*Data entries:*
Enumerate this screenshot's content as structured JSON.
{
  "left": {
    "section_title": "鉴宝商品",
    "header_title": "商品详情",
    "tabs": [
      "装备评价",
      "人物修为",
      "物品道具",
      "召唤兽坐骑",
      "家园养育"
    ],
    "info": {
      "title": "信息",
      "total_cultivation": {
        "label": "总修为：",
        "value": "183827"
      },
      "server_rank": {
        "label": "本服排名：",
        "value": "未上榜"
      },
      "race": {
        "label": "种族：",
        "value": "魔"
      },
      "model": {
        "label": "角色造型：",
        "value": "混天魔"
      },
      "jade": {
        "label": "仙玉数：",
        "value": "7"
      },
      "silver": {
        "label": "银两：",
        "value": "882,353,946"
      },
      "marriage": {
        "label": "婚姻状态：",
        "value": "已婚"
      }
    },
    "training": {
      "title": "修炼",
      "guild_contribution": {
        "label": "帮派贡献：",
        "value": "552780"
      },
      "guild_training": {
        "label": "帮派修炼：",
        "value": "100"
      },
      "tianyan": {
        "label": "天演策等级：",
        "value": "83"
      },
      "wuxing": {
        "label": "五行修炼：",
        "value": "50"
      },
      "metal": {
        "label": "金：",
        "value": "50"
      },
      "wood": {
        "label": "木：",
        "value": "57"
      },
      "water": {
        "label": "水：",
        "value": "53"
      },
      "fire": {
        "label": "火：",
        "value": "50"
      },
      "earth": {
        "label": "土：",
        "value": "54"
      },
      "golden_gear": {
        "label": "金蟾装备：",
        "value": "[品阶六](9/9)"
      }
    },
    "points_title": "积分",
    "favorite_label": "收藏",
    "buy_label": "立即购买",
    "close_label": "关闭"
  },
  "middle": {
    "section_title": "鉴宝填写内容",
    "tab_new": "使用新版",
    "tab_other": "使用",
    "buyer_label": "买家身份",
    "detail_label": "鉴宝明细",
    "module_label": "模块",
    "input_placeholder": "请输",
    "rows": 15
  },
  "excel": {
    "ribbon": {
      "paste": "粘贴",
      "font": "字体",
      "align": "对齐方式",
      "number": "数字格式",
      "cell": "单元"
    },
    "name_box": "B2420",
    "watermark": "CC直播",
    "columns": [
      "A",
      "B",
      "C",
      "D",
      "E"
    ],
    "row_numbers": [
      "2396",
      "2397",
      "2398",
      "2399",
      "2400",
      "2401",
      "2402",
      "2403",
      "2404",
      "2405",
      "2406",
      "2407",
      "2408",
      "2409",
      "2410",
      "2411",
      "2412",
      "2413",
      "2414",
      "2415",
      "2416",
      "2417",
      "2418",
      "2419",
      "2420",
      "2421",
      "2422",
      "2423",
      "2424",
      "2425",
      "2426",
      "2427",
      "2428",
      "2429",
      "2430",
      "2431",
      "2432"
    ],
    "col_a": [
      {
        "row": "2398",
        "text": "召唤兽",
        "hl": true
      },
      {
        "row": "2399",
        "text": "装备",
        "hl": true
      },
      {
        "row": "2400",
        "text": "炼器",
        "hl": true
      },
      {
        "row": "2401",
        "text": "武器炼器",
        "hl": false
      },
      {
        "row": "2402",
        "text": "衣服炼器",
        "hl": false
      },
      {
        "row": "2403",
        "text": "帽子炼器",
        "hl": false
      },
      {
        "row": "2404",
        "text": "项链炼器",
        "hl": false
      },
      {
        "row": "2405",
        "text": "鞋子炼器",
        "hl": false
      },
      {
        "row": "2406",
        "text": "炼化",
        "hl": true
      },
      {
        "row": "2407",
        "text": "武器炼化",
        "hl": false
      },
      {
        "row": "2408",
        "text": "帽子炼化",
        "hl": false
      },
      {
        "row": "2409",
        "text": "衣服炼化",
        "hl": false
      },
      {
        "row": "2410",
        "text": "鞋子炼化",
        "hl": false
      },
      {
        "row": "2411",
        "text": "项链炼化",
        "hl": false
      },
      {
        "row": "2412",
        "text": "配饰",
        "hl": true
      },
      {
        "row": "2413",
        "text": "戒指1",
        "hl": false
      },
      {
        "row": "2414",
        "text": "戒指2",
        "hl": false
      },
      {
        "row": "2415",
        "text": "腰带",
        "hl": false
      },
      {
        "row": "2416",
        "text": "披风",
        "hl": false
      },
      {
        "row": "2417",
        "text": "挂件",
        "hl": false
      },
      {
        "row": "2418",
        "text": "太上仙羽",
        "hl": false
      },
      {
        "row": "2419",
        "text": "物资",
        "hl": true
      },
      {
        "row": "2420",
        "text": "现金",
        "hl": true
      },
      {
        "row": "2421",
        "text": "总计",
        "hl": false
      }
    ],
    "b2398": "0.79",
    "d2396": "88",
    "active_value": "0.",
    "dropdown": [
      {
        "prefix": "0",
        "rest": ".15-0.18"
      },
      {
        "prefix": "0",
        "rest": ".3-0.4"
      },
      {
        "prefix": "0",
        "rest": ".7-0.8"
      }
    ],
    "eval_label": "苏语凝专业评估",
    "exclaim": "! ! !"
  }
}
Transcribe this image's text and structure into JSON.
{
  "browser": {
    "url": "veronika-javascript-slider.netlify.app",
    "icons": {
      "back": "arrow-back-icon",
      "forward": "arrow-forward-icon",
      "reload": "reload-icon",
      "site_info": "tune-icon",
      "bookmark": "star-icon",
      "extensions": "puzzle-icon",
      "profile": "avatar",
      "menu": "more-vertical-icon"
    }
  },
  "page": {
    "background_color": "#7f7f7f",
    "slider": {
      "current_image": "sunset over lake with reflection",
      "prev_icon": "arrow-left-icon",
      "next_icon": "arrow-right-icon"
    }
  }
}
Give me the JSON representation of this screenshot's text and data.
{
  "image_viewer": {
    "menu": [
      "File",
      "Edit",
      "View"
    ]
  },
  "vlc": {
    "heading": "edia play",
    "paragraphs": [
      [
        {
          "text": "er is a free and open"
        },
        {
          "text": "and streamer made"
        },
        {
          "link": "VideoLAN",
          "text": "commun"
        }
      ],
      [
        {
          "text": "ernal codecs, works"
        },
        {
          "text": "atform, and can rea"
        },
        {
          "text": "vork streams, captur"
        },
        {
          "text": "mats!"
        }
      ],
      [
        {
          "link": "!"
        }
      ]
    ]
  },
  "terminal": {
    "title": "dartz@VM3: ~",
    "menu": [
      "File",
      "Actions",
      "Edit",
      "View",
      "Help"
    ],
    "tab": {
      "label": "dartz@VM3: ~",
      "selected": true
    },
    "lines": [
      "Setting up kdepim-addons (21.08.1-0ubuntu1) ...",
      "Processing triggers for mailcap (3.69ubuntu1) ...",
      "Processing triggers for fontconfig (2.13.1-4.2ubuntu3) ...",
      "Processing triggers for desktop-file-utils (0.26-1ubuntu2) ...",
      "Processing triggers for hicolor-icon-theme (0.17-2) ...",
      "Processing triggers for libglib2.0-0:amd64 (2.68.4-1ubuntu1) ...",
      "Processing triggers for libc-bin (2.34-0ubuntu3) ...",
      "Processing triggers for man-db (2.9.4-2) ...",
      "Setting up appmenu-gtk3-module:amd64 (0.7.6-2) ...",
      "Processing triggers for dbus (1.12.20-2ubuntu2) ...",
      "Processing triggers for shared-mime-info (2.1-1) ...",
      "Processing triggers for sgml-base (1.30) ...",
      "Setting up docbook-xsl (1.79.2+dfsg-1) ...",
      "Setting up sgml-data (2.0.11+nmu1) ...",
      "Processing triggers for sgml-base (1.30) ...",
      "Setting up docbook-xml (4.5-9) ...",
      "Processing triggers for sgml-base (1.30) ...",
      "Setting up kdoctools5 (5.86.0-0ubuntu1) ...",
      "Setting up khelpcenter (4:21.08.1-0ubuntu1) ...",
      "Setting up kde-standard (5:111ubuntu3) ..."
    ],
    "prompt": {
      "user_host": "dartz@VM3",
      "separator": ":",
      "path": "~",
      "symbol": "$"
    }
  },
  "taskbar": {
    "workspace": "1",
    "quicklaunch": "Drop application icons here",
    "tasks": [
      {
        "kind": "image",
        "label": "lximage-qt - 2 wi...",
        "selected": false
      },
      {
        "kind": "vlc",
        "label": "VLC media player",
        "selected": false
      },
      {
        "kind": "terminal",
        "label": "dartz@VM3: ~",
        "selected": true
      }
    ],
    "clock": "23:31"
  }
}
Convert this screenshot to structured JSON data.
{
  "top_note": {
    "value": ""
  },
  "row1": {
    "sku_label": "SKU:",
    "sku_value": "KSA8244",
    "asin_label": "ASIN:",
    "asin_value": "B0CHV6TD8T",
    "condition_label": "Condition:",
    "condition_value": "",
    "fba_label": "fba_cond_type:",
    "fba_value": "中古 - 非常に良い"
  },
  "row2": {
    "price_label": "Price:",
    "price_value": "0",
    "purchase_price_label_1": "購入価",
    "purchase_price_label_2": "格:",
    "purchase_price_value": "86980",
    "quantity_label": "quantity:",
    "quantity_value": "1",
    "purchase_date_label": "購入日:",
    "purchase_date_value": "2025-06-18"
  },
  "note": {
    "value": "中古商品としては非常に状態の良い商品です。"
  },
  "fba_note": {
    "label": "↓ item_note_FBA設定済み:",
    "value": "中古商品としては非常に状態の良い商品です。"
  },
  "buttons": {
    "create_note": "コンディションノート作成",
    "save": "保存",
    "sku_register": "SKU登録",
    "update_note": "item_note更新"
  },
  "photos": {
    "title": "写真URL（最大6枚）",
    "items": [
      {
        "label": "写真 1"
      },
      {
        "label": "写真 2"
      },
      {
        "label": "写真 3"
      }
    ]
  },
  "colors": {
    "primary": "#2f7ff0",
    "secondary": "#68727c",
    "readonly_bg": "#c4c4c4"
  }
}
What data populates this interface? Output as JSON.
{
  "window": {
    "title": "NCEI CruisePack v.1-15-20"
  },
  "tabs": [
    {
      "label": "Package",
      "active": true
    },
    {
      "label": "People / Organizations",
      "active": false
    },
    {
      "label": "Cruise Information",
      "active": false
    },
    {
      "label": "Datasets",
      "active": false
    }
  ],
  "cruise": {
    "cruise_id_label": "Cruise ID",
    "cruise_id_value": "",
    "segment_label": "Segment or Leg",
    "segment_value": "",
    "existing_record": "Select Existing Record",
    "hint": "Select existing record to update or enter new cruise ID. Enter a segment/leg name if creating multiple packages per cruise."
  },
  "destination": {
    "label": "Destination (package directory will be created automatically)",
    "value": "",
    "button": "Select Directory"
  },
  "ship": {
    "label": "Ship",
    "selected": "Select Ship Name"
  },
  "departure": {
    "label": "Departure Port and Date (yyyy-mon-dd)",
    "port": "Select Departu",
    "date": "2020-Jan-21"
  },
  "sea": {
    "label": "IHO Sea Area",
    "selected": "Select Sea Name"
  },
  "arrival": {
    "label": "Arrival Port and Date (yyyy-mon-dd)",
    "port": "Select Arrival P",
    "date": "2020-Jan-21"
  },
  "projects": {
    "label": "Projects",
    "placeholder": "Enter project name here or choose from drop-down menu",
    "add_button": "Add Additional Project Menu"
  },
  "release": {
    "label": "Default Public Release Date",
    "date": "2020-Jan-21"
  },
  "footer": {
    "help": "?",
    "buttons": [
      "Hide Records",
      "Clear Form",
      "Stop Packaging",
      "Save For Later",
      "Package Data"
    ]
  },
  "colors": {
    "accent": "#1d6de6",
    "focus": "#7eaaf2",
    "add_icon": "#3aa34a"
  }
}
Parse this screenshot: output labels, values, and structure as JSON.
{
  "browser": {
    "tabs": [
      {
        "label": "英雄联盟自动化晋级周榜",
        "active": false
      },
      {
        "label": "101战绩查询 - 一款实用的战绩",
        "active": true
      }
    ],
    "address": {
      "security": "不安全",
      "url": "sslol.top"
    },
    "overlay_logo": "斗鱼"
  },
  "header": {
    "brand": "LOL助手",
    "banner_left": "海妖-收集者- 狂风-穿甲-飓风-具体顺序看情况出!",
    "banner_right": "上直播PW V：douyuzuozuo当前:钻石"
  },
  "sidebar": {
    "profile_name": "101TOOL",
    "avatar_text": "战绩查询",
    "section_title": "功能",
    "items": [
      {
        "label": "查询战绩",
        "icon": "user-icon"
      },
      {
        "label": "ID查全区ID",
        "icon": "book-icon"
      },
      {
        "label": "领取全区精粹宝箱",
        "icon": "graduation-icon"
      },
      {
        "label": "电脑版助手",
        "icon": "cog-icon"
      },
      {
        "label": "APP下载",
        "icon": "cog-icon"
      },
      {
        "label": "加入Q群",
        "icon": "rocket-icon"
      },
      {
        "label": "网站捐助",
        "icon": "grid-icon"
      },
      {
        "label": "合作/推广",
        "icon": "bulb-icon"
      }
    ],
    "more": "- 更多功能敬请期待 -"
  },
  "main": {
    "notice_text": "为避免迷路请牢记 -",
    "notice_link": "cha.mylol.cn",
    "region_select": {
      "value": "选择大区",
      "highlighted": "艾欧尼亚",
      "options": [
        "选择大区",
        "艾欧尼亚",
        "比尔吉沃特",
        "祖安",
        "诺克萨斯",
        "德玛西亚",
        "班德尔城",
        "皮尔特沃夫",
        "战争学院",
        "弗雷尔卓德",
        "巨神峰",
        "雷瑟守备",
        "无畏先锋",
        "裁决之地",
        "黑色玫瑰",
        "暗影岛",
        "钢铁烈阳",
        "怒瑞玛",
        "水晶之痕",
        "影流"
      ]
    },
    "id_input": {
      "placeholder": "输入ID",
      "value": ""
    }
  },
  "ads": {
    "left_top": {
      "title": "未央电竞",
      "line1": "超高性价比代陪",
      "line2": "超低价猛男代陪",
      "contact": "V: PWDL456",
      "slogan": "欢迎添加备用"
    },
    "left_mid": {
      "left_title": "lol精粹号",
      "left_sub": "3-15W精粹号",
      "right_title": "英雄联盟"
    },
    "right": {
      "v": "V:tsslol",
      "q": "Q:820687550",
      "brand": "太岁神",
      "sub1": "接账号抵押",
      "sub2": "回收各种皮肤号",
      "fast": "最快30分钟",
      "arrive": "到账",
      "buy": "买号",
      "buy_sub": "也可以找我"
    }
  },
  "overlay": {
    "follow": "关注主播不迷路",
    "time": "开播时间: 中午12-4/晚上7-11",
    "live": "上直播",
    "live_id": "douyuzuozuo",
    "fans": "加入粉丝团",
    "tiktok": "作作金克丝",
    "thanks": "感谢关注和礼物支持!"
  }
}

*What needs to be done:*
Copy out every line that includes the word "triggers".

*Complete response:*
      "Processing triggers for mailcap (3.69ubuntu1) ...",
      "Processing triggers for fontconfig (2.13.1-4.2ubuntu3) ...",
      "Processing triggers for desktop-file-utils (0.26-1ubuntu2) ...",
      "Processing triggers for hicolor-icon-theme (0.17-2) ...",
      "Processing triggers for libglib2.0-0:amd64 (2.68.4-1ubuntu1) ...",
      "Processing triggers for libc-bin (2.34-0ubuntu3) ...",
      "Processing triggers for man-db (2.9.4-2) ...",
      "Processing triggers for dbus (1.12.20-2ubuntu2) ...",
      "Processing triggers for shared-mime-info (2.1-1) ...",
      "Processing triggers for sgml-base (1.30) ...",
      "Processing triggers for sgml-base (1.30) ...",
      "Processing triggers for sgml-base (1.30) ...",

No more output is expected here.